[Saved data entries]:
====
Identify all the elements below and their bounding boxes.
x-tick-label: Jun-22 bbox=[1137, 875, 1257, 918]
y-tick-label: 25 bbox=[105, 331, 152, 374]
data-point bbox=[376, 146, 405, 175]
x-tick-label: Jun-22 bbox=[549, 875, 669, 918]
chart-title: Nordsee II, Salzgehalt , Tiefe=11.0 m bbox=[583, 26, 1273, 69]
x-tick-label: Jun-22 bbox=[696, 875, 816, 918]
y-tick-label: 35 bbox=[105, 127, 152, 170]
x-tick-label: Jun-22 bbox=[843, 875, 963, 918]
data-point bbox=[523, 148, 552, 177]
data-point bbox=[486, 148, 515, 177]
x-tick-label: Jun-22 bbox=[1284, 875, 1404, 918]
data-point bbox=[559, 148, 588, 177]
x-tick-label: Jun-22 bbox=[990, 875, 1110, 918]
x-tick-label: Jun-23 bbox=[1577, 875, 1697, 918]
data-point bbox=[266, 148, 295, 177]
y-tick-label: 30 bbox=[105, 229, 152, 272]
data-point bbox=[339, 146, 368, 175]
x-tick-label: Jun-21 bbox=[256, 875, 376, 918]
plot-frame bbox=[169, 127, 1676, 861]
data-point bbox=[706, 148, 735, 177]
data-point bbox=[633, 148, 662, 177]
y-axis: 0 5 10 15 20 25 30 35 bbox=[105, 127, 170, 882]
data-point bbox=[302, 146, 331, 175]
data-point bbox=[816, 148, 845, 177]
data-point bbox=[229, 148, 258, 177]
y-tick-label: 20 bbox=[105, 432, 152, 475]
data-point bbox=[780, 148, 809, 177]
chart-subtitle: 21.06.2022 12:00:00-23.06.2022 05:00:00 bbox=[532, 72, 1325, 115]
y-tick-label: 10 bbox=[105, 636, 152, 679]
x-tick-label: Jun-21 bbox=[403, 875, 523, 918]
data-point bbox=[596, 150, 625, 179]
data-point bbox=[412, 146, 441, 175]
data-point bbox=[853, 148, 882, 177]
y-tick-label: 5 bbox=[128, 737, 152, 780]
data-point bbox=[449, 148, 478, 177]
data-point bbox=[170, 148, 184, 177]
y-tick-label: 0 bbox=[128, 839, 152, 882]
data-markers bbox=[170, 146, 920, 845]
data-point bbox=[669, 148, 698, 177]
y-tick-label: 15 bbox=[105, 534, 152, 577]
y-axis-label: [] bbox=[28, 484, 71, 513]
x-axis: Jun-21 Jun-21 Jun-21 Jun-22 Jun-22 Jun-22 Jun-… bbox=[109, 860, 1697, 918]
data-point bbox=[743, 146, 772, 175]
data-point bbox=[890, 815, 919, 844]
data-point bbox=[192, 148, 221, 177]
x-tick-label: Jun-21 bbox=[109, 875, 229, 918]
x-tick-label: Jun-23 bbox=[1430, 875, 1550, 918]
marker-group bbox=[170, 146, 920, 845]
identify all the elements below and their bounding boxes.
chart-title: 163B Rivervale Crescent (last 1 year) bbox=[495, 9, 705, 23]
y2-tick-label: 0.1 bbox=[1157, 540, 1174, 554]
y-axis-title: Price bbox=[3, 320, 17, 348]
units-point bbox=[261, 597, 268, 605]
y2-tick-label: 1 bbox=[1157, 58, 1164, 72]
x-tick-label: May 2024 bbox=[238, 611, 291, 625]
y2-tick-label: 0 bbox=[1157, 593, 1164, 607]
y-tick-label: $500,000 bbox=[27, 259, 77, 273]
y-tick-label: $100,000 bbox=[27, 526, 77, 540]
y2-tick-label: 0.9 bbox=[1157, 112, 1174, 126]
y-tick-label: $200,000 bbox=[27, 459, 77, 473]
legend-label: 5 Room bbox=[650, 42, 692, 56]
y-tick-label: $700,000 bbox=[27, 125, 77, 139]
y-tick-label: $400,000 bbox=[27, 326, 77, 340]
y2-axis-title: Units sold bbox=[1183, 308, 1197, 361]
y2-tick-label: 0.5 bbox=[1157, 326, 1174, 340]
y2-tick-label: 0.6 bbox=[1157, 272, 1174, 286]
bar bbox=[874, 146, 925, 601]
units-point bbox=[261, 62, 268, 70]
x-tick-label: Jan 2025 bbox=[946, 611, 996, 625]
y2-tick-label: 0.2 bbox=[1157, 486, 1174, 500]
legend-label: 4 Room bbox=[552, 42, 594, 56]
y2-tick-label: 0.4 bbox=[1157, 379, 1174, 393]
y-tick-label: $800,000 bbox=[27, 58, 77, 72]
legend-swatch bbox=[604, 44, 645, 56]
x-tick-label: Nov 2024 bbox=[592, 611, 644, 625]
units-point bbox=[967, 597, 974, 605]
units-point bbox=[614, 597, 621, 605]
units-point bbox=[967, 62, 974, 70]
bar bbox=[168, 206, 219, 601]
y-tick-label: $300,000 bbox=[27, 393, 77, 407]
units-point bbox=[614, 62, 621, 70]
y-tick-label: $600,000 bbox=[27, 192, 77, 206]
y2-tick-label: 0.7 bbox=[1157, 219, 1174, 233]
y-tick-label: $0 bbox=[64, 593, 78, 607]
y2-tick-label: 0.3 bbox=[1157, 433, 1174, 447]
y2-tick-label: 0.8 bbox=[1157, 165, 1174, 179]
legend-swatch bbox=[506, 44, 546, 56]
====
[WHAT IS EXPECTED]: Which lines in the records above contain the string "bounding"? Extract each of those lines in full.

[FULL SOLUTION]:
Identify all the elements below and their bounding boxes.
identify all the elements below and their bounding boxes.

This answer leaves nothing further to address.